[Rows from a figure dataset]
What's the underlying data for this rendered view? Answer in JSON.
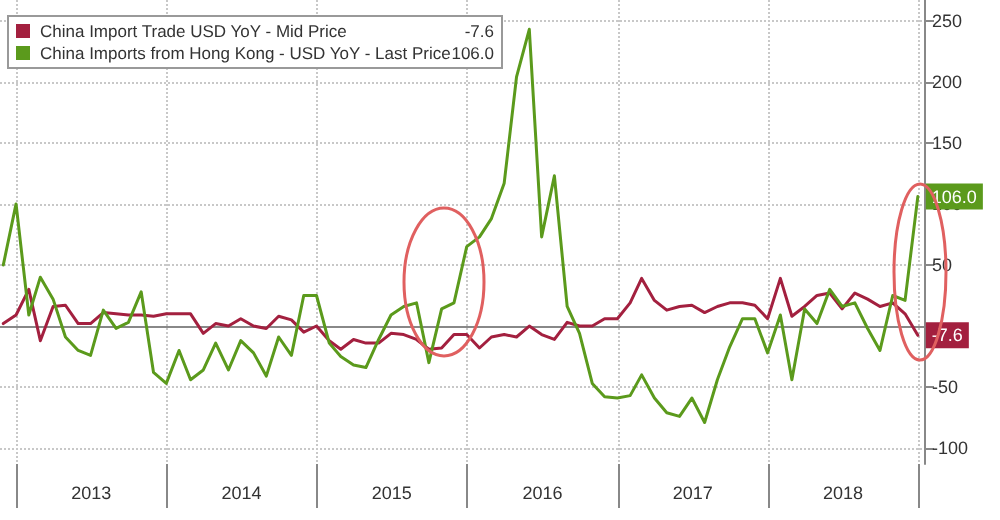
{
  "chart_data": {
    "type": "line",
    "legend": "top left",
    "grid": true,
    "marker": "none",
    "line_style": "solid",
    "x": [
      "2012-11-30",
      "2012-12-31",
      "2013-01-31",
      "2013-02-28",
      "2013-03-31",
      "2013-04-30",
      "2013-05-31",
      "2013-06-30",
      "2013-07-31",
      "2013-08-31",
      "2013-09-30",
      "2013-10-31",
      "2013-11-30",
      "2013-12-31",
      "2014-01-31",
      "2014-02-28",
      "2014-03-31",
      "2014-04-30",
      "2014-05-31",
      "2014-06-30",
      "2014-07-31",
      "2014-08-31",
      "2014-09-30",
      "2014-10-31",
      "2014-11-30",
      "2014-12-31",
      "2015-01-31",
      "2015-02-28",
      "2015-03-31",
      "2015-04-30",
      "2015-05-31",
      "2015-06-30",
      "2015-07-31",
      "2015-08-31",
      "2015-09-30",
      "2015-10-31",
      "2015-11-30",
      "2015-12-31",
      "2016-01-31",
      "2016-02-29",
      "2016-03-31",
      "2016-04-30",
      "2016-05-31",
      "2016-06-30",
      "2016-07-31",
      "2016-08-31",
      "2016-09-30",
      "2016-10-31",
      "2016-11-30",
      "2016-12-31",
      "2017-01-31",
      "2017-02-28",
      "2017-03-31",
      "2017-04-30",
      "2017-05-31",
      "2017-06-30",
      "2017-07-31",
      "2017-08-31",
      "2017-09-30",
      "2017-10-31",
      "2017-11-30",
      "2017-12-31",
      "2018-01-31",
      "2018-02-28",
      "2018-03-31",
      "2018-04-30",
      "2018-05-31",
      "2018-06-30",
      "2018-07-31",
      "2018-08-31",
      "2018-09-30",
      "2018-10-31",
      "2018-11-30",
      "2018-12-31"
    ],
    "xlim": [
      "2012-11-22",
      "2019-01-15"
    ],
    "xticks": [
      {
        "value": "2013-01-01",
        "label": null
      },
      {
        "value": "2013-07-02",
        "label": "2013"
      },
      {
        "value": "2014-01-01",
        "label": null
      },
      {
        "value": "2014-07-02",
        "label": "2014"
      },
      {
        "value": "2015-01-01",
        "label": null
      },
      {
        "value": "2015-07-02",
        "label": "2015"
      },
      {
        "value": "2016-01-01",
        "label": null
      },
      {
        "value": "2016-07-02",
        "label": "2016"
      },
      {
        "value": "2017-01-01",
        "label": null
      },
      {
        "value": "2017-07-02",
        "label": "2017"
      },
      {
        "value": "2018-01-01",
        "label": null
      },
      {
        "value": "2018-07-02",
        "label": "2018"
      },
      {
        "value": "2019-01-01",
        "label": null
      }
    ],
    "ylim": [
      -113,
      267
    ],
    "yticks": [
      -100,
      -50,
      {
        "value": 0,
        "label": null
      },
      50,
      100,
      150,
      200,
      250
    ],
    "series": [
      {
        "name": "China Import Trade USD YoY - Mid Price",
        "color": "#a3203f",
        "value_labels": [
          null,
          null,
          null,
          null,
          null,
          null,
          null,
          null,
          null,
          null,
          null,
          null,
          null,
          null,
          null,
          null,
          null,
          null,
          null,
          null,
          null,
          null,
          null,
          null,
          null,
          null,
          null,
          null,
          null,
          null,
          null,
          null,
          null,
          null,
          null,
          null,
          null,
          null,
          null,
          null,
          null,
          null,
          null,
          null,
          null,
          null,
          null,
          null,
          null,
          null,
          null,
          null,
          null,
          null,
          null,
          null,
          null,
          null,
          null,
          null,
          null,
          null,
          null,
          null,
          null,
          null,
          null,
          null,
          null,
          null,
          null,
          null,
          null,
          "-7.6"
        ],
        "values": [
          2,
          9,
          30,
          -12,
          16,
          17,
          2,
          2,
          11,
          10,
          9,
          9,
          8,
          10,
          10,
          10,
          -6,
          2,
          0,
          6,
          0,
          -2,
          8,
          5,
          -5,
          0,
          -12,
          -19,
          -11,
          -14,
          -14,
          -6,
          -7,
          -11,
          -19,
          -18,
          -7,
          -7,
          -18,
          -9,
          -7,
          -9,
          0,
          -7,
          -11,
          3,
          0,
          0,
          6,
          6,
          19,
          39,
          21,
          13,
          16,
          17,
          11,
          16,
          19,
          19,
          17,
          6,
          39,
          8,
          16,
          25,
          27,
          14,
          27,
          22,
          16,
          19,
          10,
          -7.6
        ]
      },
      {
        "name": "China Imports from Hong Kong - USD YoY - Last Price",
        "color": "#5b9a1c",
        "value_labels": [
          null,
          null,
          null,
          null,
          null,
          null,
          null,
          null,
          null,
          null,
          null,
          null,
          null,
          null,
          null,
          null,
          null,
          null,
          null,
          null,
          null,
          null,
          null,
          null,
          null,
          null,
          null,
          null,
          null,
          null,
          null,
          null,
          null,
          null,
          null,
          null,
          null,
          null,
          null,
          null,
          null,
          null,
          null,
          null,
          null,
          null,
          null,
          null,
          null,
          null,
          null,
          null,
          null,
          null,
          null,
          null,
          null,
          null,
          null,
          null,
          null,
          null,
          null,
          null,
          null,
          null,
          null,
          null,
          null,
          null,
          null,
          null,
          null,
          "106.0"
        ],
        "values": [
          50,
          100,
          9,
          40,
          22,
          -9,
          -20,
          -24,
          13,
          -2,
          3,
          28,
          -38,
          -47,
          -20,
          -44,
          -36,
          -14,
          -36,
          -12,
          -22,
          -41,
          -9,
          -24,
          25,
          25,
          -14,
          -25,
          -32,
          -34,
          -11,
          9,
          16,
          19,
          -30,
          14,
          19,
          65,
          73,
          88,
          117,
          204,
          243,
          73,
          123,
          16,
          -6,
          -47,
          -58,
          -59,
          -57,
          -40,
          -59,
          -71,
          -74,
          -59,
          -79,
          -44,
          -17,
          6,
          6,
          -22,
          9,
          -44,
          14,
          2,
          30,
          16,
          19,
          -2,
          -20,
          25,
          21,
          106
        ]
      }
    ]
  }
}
--
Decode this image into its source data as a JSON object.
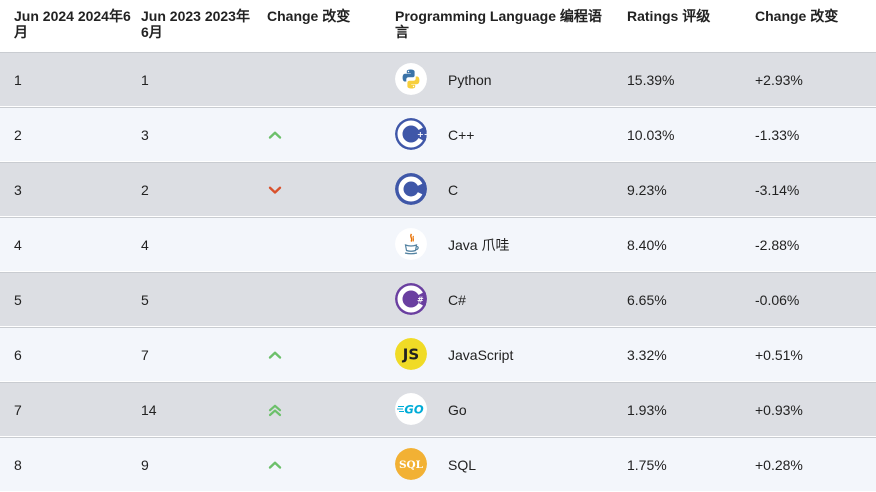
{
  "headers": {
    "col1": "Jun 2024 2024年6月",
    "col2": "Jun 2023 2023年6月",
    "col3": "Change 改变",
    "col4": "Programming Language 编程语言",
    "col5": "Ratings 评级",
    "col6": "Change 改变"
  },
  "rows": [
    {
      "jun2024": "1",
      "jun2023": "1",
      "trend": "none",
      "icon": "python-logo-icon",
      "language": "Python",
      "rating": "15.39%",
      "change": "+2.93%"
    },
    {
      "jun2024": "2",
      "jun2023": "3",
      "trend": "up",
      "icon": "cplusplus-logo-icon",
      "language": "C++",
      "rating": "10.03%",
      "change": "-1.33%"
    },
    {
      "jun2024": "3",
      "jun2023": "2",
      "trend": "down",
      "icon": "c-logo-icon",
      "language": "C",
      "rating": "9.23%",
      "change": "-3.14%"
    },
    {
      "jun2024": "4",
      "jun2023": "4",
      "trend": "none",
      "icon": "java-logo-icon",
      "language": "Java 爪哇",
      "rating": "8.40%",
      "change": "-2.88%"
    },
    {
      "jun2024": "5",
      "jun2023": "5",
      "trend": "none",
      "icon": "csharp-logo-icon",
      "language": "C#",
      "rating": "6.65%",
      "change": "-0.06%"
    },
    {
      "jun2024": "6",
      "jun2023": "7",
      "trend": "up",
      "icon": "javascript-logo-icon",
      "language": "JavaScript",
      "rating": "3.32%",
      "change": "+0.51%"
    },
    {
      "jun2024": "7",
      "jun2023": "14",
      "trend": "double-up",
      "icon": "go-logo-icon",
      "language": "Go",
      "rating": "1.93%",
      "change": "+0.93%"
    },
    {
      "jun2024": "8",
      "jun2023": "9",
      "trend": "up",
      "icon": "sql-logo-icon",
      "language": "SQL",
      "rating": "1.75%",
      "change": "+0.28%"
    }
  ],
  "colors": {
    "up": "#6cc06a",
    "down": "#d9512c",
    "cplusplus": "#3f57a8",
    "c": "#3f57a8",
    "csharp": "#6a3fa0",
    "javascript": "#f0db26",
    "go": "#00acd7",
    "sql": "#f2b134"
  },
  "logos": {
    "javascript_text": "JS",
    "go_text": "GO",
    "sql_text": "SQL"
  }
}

What is asked — Count the lines above that contain the word "icon", and reply with only that number.

The answer — 8